### Set exercise
Return a copy of each line that holds the string "実施していない".

========================================================================

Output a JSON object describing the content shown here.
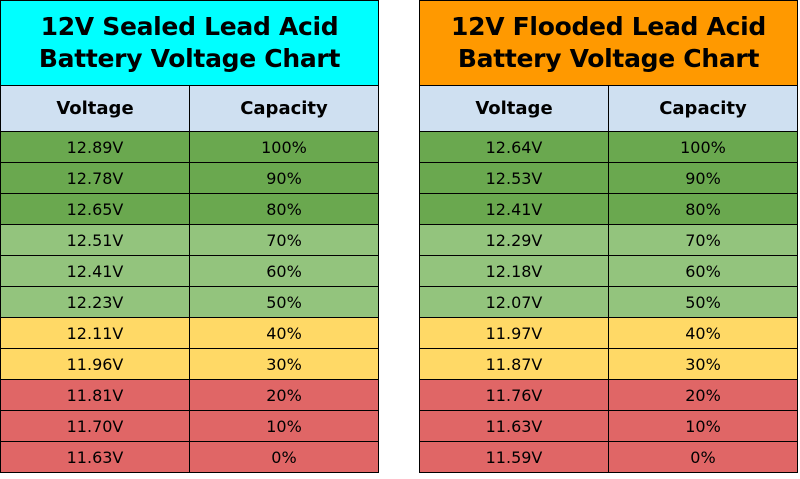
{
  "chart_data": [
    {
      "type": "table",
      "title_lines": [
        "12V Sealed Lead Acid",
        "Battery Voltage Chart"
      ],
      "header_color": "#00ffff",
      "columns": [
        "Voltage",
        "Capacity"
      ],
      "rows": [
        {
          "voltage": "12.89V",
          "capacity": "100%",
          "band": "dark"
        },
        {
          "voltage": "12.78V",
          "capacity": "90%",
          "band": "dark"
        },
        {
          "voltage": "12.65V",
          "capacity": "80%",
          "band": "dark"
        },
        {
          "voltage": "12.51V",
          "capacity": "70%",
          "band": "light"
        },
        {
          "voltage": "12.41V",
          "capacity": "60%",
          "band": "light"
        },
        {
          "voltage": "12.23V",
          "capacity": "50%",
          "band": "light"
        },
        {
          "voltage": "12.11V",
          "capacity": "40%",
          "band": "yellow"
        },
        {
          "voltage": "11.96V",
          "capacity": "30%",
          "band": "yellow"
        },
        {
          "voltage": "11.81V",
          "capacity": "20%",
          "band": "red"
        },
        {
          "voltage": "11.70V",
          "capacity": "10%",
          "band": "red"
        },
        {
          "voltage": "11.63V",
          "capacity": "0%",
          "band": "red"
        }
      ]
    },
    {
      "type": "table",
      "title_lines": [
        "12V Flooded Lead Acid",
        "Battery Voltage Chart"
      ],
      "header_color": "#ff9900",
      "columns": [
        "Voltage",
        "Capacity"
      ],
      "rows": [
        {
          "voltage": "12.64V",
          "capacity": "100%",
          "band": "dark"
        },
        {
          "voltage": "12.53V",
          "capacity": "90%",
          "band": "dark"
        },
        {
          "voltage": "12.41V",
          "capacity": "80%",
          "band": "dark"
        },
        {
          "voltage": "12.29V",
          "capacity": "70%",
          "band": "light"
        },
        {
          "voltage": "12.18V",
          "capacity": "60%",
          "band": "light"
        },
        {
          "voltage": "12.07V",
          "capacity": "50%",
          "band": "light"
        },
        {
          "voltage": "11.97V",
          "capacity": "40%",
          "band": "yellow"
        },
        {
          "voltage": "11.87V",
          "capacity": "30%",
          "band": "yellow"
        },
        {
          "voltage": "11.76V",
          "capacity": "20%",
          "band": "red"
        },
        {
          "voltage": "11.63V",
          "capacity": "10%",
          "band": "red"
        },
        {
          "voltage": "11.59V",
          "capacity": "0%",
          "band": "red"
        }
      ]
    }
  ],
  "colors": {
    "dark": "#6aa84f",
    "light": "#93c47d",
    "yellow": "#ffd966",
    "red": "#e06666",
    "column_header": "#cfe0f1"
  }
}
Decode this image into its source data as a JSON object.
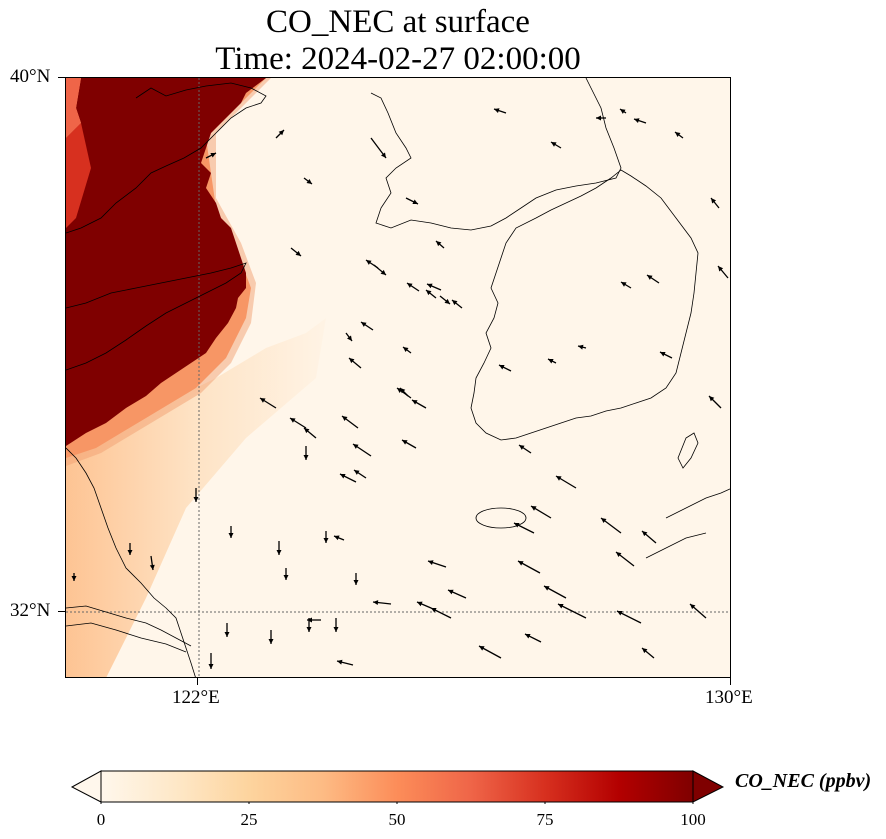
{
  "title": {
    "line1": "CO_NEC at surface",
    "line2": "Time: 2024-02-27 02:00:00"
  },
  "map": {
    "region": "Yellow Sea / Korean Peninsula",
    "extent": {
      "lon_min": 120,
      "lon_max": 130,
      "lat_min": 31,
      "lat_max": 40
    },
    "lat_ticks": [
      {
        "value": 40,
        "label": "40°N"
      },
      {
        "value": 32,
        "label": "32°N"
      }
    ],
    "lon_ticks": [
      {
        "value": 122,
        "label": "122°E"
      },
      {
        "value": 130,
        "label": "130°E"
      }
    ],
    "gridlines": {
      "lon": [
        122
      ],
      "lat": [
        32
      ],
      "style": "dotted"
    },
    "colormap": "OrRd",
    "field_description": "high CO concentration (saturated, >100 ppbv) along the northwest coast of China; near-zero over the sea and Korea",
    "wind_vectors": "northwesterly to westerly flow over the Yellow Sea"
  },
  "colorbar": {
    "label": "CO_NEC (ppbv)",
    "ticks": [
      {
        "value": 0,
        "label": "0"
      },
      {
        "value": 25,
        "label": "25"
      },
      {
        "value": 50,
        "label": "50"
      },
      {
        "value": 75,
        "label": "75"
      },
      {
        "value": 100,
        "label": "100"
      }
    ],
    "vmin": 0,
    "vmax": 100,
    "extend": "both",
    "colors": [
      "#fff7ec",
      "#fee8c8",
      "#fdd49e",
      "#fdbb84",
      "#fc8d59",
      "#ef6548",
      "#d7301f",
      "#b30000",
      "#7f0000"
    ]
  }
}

========================================================================

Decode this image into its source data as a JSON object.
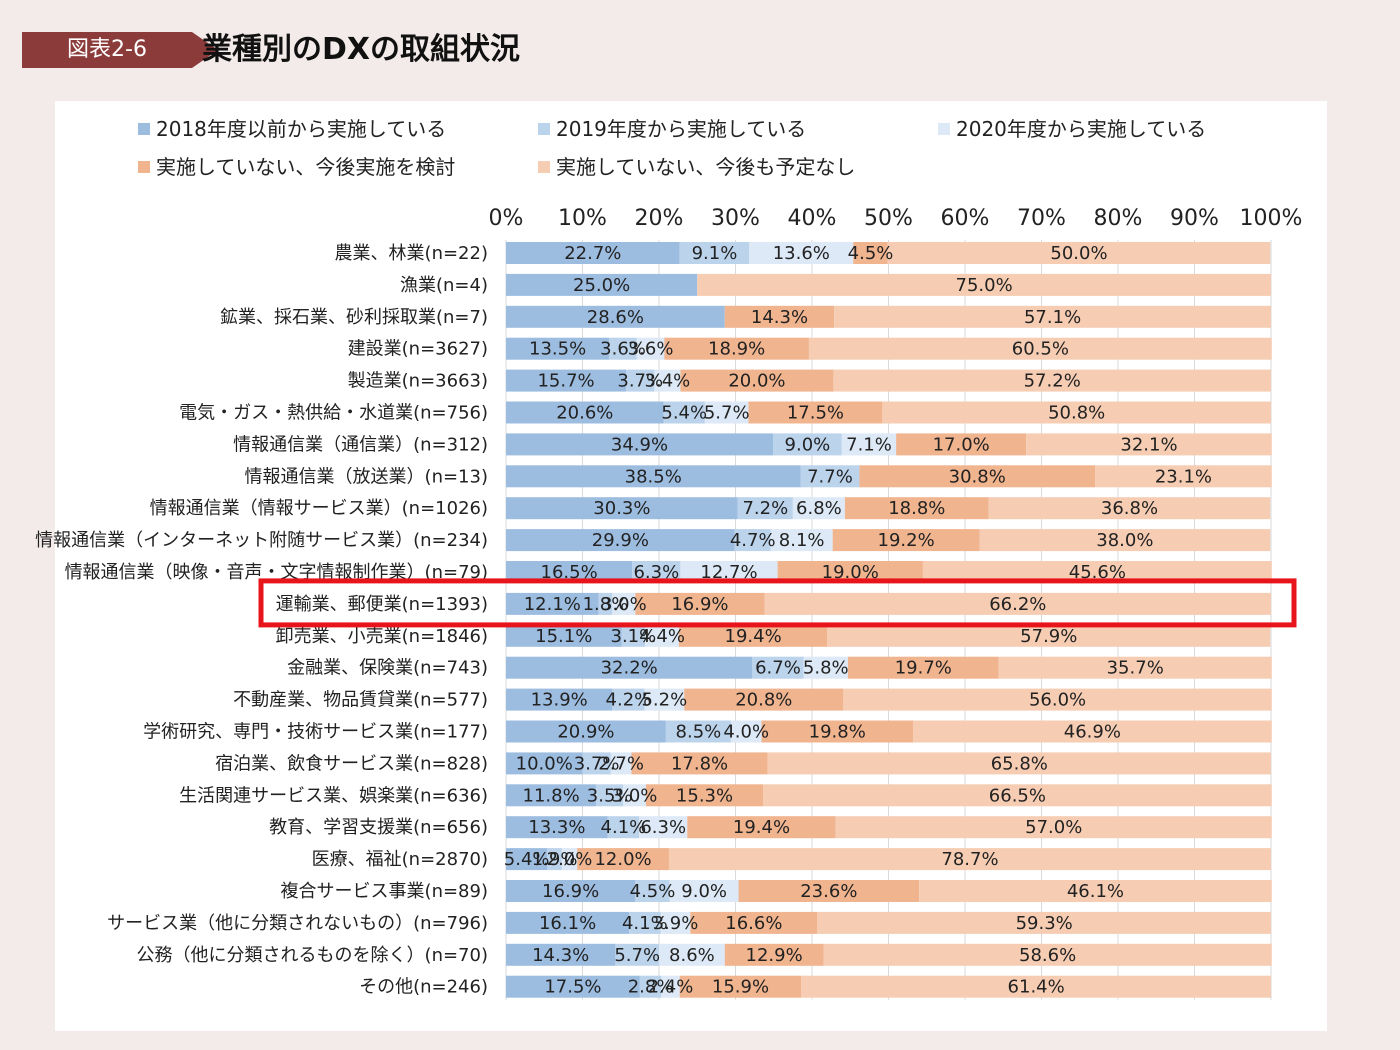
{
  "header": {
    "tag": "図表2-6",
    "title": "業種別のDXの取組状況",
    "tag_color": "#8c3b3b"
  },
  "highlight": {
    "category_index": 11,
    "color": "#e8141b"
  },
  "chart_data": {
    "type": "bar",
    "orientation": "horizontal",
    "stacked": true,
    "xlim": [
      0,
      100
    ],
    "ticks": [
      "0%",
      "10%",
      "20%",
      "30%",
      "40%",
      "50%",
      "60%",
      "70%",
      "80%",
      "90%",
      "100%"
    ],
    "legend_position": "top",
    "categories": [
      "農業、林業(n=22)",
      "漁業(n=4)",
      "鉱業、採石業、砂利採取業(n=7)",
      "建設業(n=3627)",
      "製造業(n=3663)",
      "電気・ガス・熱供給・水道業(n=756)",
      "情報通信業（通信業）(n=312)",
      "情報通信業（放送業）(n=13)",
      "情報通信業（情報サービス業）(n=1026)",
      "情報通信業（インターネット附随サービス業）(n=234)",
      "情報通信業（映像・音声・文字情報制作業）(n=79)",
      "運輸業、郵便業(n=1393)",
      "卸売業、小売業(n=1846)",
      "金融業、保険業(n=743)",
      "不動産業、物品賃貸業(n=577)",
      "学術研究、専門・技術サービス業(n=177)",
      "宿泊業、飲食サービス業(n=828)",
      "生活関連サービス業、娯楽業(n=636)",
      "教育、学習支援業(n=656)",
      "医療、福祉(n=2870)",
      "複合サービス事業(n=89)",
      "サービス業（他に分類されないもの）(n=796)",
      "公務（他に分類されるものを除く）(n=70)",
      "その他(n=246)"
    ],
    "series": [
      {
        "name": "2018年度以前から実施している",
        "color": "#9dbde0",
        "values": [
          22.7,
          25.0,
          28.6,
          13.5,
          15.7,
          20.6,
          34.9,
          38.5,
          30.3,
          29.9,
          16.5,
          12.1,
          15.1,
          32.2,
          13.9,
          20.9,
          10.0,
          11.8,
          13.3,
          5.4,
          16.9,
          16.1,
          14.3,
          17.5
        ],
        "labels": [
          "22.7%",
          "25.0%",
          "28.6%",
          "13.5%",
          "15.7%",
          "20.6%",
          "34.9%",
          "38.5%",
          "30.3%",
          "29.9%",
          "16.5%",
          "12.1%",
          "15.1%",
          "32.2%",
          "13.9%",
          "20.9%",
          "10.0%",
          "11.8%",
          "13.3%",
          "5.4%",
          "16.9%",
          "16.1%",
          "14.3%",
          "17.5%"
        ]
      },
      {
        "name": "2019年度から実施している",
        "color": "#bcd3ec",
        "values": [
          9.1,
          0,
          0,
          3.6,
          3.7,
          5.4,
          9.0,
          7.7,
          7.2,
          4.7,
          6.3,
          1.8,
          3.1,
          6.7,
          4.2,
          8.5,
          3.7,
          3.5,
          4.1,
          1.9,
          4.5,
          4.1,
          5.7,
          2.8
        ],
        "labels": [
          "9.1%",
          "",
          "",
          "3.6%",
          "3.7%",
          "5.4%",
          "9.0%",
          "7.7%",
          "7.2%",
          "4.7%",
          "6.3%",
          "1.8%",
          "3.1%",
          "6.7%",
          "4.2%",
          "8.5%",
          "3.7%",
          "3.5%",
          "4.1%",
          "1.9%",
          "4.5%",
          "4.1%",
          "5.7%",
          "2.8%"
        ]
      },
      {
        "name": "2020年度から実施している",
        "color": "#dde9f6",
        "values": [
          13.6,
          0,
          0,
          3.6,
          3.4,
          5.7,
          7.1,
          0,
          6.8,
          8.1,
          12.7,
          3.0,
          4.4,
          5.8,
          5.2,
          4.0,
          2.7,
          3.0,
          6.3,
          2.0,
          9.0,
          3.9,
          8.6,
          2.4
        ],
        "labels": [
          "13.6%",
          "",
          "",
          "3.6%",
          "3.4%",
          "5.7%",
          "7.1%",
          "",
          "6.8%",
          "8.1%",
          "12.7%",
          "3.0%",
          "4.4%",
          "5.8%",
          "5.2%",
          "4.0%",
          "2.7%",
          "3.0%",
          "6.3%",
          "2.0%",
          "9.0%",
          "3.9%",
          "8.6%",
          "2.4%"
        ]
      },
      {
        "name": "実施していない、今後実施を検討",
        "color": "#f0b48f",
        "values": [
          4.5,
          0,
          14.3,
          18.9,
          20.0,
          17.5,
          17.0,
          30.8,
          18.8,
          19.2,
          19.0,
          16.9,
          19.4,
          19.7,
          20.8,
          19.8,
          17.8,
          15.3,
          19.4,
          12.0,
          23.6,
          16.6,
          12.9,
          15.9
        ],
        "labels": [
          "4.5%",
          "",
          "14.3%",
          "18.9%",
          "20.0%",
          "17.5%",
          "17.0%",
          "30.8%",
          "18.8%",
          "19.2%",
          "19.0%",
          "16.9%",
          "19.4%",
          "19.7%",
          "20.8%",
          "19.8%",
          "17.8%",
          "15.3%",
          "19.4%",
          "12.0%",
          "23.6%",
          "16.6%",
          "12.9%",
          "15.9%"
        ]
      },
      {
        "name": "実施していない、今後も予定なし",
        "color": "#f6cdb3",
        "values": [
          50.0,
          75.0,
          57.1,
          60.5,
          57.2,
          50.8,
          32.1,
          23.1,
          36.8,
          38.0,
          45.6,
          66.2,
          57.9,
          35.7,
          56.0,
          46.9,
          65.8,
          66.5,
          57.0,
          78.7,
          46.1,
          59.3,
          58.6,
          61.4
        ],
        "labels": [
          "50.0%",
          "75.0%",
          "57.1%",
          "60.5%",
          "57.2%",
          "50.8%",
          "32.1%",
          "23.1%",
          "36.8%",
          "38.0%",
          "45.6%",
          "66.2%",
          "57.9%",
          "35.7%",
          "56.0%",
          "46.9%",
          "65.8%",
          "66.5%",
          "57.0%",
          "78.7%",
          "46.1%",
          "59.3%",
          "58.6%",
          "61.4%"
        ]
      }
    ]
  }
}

========================================================================

### Problem solution
        "name": "実施していない、今後実施を検討",
        "name": "実施していない、今後も予定なし",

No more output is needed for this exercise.